--- Dataset extract Enclosed Below ---

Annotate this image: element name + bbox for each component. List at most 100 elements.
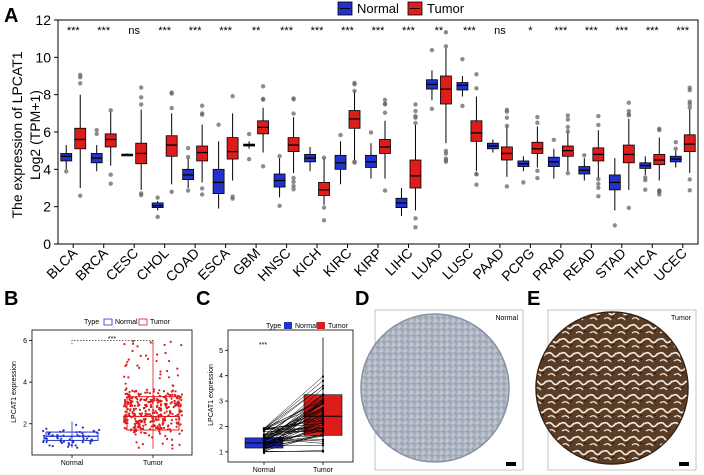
ihc-tumor-label: Tumor — [671, 315, 692, 322]
b-data-point — [131, 349, 134, 353]
a-outlier-point — [78, 81, 83, 86]
a-outlier-point — [643, 175, 648, 180]
a-outlier-point — [78, 74, 83, 80]
b-data-point — [156, 418, 159, 421]
a-box-tumor — [470, 120, 483, 142]
ihc-tumor-core-border — [535, 311, 689, 465]
b-data-point — [85, 437, 89, 440]
b-data-point — [172, 405, 175, 409]
b-data-point — [156, 426, 159, 429]
a-outlier-point — [565, 129, 571, 134]
b-data-point — [179, 405, 182, 408]
a-outlier-point — [291, 187, 296, 192]
a-significance-label: * — [528, 25, 533, 37]
b-data-point — [45, 440, 48, 444]
b-data-point — [134, 390, 138, 393]
c-pair-point — [321, 450, 325, 453]
b-data-point — [129, 399, 133, 402]
a-outlier-point — [582, 153, 587, 158]
a-outlier-point — [413, 120, 418, 126]
c-pair-point — [321, 438, 325, 441]
b-data-point — [148, 392, 152, 395]
a-xtick-label: KIRC — [320, 245, 355, 280]
a-significance-label: *** — [463, 25, 477, 37]
b-data-point — [134, 433, 137, 436]
b-data-point — [128, 390, 131, 394]
b-data-point — [150, 425, 153, 428]
a-outlier-point — [596, 113, 601, 119]
b-data-point — [178, 432, 181, 435]
a-xtick-label: ESCA — [194, 244, 233, 283]
b-data-point — [161, 423, 164, 426]
b-data-point — [123, 375, 126, 378]
b-data-point — [136, 397, 139, 401]
b-data-point — [143, 431, 146, 435]
b-data-point — [158, 432, 162, 435]
a-outlier-point — [443, 44, 449, 49]
a-significance-label: *** — [67, 25, 81, 37]
a-box-tumor — [440, 75, 452, 105]
b-data-point — [127, 358, 130, 361]
b-data-point — [156, 401, 159, 404]
a-outlier-point — [596, 177, 601, 182]
b-data-point — [42, 429, 45, 433]
b-data-point — [161, 417, 164, 421]
a-outlier-point — [443, 156, 449, 161]
a-outlier-point — [291, 179, 296, 185]
c-pair-point — [321, 411, 325, 415]
a-xtick-label: PCPG — [498, 245, 537, 284]
c-pair-point — [262, 427, 266, 430]
b-data-point — [126, 393, 129, 396]
b-data-point — [162, 419, 165, 422]
a-outlier-point — [169, 189, 174, 194]
a-box-normal — [456, 82, 469, 91]
panel-b-legend-swatch-tumor — [138, 318, 148, 326]
b-data-point — [139, 393, 142, 396]
a-outlier-point — [460, 56, 465, 62]
b-data-point — [176, 397, 179, 400]
b-data-point — [164, 434, 167, 438]
a-outlier-point — [643, 187, 648, 192]
b-data-point — [156, 353, 159, 356]
b-data-point — [171, 412, 174, 416]
panel-a-axes: 0 2 4 6 8 10 12 — [35, 12, 58, 252]
a-outlier-point — [382, 97, 388, 103]
c-pair-point — [262, 430, 266, 433]
a-significance-label: *** — [280, 25, 294, 37]
b-data-point — [171, 384, 174, 387]
panel-b-content: 2 4 6 Normal Tumor — [23, 338, 184, 467]
c-pair-line — [263, 385, 324, 430]
b-data-point — [176, 413, 179, 416]
c-pair-point — [321, 423, 325, 427]
b-data-point — [170, 422, 173, 425]
panel-a-ylabel-line1: The expression of LPCAT1 — [9, 51, 25, 218]
b-data-point — [158, 424, 161, 427]
a-outlier-point — [138, 95, 144, 100]
b-data-point — [158, 389, 161, 392]
b-data-point — [146, 391, 149, 394]
a-significance-label: ** — [252, 25, 261, 37]
a-outlier-point — [413, 216, 418, 221]
b-data-point — [141, 420, 144, 423]
a-outlier-point — [352, 88, 357, 94]
b-data-point — [163, 417, 166, 420]
b-data-point — [155, 411, 159, 415]
b-data-point — [92, 429, 95, 432]
panel-letter-a: A — [4, 5, 18, 27]
b-data-point — [42, 434, 46, 438]
a-outlier-point — [626, 205, 632, 211]
c-pair-point — [321, 395, 325, 398]
c-ytick-label: 4 — [219, 373, 223, 380]
c-pair-point — [321, 379, 325, 382]
panel-b-legend: Type Normal Tumor — [84, 318, 171, 326]
panel-letter-b: B — [4, 288, 18, 310]
a-xtick-label: BRCA — [72, 244, 111, 283]
c-pair-point — [262, 437, 266, 440]
b-data-point — [147, 408, 151, 411]
a-xtick-label: KICH — [289, 245, 324, 280]
b-data-point — [171, 393, 174, 396]
a-outlier-point — [230, 93, 235, 99]
b-data-point — [142, 424, 145, 427]
a-outlier-point — [565, 170, 571, 176]
c-xtick-label: Tumor — [313, 467, 334, 474]
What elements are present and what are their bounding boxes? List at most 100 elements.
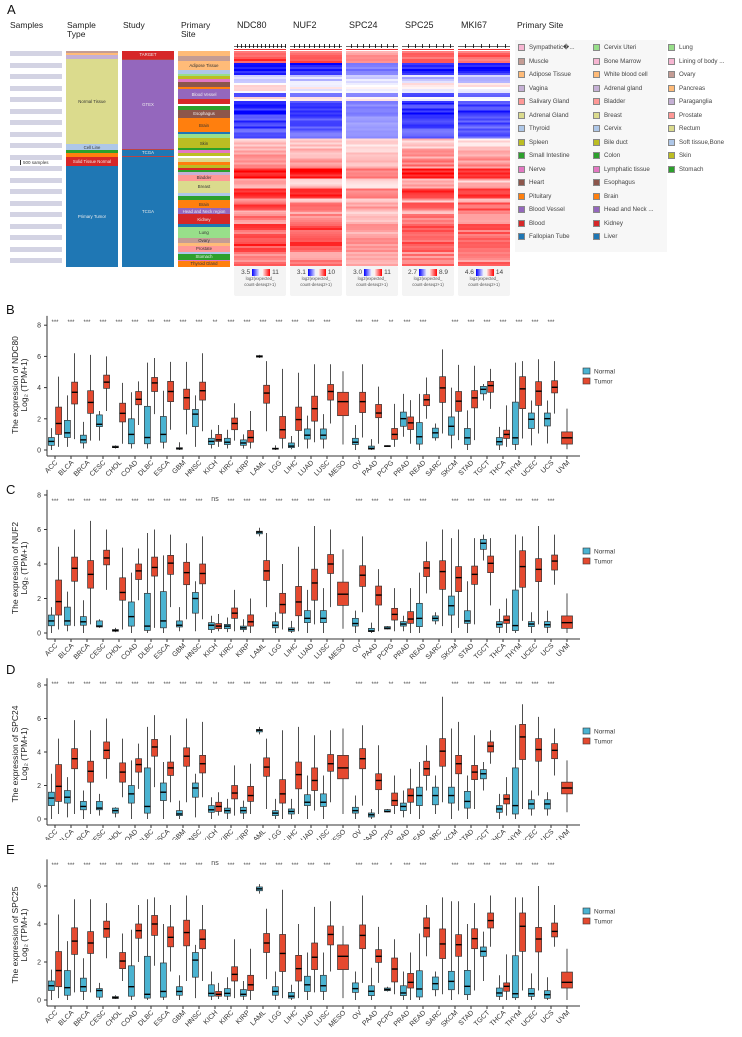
tumor-box[interactable] bbox=[295, 372, 302, 447]
tumor-box[interactable] bbox=[391, 588, 398, 632]
normal-box[interactable] bbox=[112, 807, 119, 818]
normal-box[interactable] bbox=[160, 555, 167, 633]
tumor-box[interactable] bbox=[263, 908, 270, 980]
tumor-box[interactable] bbox=[487, 895, 494, 947]
tumor-box[interactable] bbox=[135, 743, 142, 789]
primary-site-segment[interactable] bbox=[178, 98, 230, 104]
tumor-box[interactable] bbox=[87, 730, 94, 814]
primary-site-segment[interactable] bbox=[178, 162, 230, 165]
legend-item[interactable]: Blood bbox=[518, 219, 545, 227]
normal-box[interactable] bbox=[256, 354, 263, 358]
normal-box[interactable] bbox=[368, 622, 375, 633]
tumor-box[interactable] bbox=[215, 982, 222, 1000]
tumor-box[interactable] bbox=[151, 897, 158, 966]
normal-box[interactable] bbox=[384, 808, 391, 813]
primary-site-segment[interactable] bbox=[178, 243, 230, 246]
legend-item[interactable]: Head and Neck ... bbox=[593, 206, 654, 213]
legend-item[interactable]: Sympathetic�... bbox=[518, 44, 575, 51]
tumor-box[interactable] bbox=[327, 730, 334, 803]
normal-box[interactable] bbox=[192, 944, 199, 999]
tumor-box[interactable] bbox=[247, 948, 254, 1000]
tumor-box[interactable] bbox=[71, 353, 78, 440]
legend-item[interactable]: Liver bbox=[593, 233, 617, 240]
sample-type-segment[interactable]: Cell Line bbox=[66, 144, 118, 150]
legend-item[interactable]: Rectum bbox=[668, 125, 700, 132]
primary-site-segment[interactable] bbox=[178, 86, 230, 90]
legend-item[interactable]: Pancreas bbox=[668, 84, 705, 92]
tumor-box[interactable] bbox=[119, 382, 126, 444]
study-segment[interactable]: TARGET bbox=[122, 51, 174, 59]
normal-box[interactable] bbox=[416, 572, 423, 633]
normal-box[interactable] bbox=[304, 589, 311, 633]
normal-box[interactable] bbox=[368, 808, 375, 819]
tumor-box[interactable] bbox=[247, 763, 254, 814]
tumor-box[interactable] bbox=[337, 549, 349, 629]
primary-site-segment[interactable] bbox=[178, 172, 230, 175]
tumor-box[interactable] bbox=[327, 364, 334, 424]
tumor-box[interactable] bbox=[183, 543, 190, 620]
sample-type-segment[interactable]: Normal Tissue bbox=[66, 58, 118, 145]
normal-box[interactable] bbox=[288, 798, 295, 819]
tumor-box[interactable] bbox=[183, 895, 190, 982]
primary-site-segment[interactable]: Blood Vessel bbox=[178, 89, 230, 99]
normal-box[interactable] bbox=[240, 434, 247, 449]
tumor-box[interactable] bbox=[55, 546, 62, 630]
tumor-box[interactable] bbox=[135, 905, 142, 962]
legend-item[interactable]: Lining of body ... bbox=[668, 57, 724, 65]
normal-box[interactable] bbox=[112, 445, 119, 449]
tumor-box[interactable] bbox=[407, 768, 414, 814]
tumor-box[interactable] bbox=[551, 361, 558, 414]
primary-site-segment[interactable] bbox=[178, 259, 230, 262]
tumor-box[interactable] bbox=[359, 895, 366, 983]
tumor-box[interactable] bbox=[199, 905, 206, 981]
tumor-box[interactable] bbox=[167, 534, 174, 608]
tumor-box[interactable] bbox=[311, 526, 318, 625]
tumor-box[interactable] bbox=[337, 925, 349, 999]
tumor-box[interactable] bbox=[71, 720, 78, 814]
sample-type-segment[interactable] bbox=[66, 55, 118, 59]
legend-item[interactable]: Paraganglia bbox=[668, 98, 712, 105]
tumor-box[interactable] bbox=[519, 361, 526, 439]
tumor-box[interactable] bbox=[295, 726, 302, 814]
normal-box[interactable] bbox=[464, 775, 471, 819]
normal-box[interactable] bbox=[464, 581, 471, 633]
primary-site-segment[interactable]: Head and Neck region bbox=[178, 208, 230, 215]
primary-site-segment[interactable] bbox=[178, 192, 230, 197]
normal-box[interactable] bbox=[496, 793, 503, 819]
normal-box[interactable] bbox=[352, 795, 359, 819]
normal-box[interactable] bbox=[432, 612, 439, 625]
legend-item[interactable]: Ovary bbox=[668, 71, 696, 78]
tumor-box[interactable] bbox=[183, 361, 190, 435]
normal-box[interactable] bbox=[544, 792, 551, 816]
tumor-box[interactable] bbox=[327, 901, 334, 972]
tumor-box[interactable] bbox=[535, 716, 542, 796]
sample-type-segment[interactable] bbox=[66, 51, 118, 54]
tumor-box[interactable] bbox=[471, 903, 478, 991]
legend-item[interactable]: Salivary Gland bbox=[518, 98, 569, 105]
normal-box[interactable] bbox=[64, 777, 71, 818]
tumor-box[interactable] bbox=[423, 745, 430, 791]
tumor-box[interactable] bbox=[311, 364, 318, 443]
primary-site-segment[interactable] bbox=[178, 73, 230, 77]
legend-item[interactable]: Kidney bbox=[593, 219, 623, 227]
primary-site-segment[interactable]: Lung bbox=[178, 227, 230, 239]
normal-box[interactable] bbox=[400, 615, 407, 632]
tumor-box[interactable] bbox=[183, 718, 190, 803]
tumor-box[interactable] bbox=[55, 376, 62, 447]
normal-box[interactable] bbox=[496, 608, 503, 633]
tumor-box[interactable] bbox=[471, 365, 478, 441]
legend-item[interactable]: Cervix bbox=[593, 125, 622, 132]
tumor-box[interactable] bbox=[167, 905, 174, 972]
normal-box[interactable] bbox=[384, 626, 391, 630]
primary-site-segment[interactable] bbox=[178, 164, 230, 169]
normal-box[interactable] bbox=[240, 981, 247, 1000]
tumor-box[interactable] bbox=[103, 529, 110, 590]
normal-box[interactable] bbox=[528, 612, 535, 633]
tumor-box[interactable] bbox=[359, 364, 366, 438]
legend-item[interactable]: White blood cell bbox=[593, 71, 648, 78]
tumor-box[interactable] bbox=[391, 775, 398, 814]
normal-box[interactable] bbox=[480, 762, 487, 791]
legend-item[interactable]: Lung bbox=[668, 44, 693, 51]
tumor-box[interactable] bbox=[55, 738, 62, 814]
normal-box[interactable] bbox=[272, 445, 279, 450]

--- End of Enclosed Dataset extract ---

#### [Problem]
From the material above, please return each line containing "significance".

#### [Written solution]
a-significance-label: * — [528, 25, 533, 37]
a-significance-label: *** — [463, 25, 477, 37]
a-significance-label: *** — [67, 25, 81, 37]
a-significance-label: *** — [280, 25, 294, 37]
a-significance-label: ** — [252, 25, 261, 37]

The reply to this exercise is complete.